▶ _Task_: Scan the material below for the string "Außentemperatur", and copy every line where it shows up.

* start *

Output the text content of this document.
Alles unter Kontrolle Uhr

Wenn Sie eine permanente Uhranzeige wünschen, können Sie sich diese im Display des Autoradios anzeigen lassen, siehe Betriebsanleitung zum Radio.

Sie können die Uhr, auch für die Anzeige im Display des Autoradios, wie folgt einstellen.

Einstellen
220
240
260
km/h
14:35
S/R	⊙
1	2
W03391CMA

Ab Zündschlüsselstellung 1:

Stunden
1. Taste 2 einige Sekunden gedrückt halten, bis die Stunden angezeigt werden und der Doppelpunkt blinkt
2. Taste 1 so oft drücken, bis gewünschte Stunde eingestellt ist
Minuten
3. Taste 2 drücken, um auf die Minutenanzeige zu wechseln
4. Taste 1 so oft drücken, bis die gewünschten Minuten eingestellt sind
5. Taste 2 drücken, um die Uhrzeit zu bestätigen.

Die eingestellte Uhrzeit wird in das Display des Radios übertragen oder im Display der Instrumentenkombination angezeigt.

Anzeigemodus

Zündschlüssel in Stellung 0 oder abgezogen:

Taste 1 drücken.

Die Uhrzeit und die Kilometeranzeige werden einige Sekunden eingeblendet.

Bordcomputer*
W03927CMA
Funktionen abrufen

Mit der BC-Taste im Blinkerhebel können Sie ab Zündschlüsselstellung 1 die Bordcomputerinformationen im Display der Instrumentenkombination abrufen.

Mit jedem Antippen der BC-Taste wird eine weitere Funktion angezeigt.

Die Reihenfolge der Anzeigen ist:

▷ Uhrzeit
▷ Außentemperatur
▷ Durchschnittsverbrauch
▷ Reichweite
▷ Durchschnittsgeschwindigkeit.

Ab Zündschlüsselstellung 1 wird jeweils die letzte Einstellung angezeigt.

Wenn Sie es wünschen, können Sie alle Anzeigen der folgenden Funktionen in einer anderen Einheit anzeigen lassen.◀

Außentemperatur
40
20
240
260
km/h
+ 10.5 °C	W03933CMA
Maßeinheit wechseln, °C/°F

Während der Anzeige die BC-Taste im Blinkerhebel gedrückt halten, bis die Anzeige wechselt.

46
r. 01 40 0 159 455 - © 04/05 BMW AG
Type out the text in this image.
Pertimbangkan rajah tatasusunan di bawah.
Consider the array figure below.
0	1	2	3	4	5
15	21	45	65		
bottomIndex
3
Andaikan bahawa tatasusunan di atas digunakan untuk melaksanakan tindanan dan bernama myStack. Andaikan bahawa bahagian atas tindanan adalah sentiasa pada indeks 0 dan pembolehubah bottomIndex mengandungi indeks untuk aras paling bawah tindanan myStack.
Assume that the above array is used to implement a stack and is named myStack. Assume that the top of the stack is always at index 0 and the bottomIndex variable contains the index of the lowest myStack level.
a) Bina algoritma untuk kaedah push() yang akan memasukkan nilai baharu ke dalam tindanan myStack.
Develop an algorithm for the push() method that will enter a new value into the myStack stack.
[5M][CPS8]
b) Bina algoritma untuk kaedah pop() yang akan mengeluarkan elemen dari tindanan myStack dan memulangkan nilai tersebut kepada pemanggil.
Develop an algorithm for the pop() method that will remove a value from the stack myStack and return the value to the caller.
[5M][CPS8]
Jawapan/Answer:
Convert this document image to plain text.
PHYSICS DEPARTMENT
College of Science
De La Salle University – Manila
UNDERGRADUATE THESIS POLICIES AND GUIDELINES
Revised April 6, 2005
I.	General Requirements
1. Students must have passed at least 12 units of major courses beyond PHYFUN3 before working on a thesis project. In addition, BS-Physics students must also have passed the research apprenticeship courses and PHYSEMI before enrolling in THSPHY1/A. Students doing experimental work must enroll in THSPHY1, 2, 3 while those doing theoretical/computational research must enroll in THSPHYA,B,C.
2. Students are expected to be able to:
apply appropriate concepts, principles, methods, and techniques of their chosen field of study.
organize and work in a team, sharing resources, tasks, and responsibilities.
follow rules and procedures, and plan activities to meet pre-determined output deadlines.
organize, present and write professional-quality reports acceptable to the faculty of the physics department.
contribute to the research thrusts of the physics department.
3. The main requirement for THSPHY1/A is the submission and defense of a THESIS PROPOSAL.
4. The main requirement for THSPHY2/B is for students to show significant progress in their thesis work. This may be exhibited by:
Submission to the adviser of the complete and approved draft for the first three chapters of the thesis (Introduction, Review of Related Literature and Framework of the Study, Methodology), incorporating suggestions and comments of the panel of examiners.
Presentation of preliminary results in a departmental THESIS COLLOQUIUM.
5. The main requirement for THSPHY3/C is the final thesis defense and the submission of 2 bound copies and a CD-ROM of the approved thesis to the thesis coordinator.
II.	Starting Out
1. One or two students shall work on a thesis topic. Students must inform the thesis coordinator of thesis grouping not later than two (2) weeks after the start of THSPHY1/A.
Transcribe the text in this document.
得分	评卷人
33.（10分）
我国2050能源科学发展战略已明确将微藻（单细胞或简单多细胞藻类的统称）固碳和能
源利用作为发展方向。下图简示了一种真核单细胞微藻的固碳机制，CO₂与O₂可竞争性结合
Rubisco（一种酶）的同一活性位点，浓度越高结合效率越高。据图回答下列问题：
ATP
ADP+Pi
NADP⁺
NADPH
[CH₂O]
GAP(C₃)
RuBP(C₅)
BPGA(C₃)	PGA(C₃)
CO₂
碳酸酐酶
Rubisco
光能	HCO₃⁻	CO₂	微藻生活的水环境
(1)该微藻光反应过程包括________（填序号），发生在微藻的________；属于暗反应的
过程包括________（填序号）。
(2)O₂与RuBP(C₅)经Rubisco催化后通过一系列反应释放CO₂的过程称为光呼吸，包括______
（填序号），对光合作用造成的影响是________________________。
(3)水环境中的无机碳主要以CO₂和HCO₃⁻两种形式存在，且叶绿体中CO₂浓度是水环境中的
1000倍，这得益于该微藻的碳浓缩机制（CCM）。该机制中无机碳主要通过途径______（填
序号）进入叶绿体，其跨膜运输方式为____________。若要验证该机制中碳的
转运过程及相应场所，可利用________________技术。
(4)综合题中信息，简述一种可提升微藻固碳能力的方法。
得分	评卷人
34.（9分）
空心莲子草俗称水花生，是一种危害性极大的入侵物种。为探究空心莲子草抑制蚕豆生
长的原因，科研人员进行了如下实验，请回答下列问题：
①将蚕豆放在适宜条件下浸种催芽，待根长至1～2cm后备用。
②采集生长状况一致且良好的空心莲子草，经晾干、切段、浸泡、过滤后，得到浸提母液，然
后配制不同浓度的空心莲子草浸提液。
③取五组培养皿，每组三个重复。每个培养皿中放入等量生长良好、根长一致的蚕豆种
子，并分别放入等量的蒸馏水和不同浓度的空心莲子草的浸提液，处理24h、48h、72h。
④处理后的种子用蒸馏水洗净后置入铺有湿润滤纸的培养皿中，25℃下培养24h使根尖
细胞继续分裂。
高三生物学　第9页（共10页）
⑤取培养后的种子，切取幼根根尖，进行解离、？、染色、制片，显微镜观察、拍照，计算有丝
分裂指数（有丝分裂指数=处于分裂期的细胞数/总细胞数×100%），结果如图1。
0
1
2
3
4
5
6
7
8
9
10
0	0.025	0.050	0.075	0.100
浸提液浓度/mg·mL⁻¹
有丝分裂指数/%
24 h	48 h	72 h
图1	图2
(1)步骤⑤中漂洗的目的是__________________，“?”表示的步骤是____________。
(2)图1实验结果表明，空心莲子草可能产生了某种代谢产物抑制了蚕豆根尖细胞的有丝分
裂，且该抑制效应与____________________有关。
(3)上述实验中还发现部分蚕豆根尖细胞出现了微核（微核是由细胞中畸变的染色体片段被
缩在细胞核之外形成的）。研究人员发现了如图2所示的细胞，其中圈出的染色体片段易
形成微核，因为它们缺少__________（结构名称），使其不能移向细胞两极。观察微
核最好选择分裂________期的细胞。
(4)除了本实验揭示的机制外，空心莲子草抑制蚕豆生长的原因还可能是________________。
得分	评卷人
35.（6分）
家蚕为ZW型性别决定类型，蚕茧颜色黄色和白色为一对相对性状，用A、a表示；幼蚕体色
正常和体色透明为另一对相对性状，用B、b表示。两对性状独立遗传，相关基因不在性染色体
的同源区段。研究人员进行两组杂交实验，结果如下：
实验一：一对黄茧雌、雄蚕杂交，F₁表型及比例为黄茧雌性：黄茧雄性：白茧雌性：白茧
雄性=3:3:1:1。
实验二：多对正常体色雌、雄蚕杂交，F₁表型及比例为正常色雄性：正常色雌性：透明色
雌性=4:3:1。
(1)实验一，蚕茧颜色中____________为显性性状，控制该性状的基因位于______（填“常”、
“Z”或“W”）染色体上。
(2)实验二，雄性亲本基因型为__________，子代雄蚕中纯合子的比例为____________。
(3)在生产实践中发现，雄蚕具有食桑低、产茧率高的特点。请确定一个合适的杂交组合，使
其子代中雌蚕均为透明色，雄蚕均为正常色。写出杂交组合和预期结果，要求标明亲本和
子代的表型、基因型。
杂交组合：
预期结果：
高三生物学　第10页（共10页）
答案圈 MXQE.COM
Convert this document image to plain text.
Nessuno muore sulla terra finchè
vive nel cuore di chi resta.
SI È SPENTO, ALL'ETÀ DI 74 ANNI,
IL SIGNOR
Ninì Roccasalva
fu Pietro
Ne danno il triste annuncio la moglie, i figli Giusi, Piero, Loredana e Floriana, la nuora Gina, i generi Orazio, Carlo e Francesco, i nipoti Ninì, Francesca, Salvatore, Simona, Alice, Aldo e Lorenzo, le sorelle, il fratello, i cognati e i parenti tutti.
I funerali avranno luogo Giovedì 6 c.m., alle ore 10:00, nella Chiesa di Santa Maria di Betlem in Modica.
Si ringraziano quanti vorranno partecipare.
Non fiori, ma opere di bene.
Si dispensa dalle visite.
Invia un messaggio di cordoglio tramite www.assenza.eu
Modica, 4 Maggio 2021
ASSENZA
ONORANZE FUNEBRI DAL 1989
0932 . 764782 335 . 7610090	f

* end *

▶ _Complete output_:
▷ Außentemperatur
Außentemperatur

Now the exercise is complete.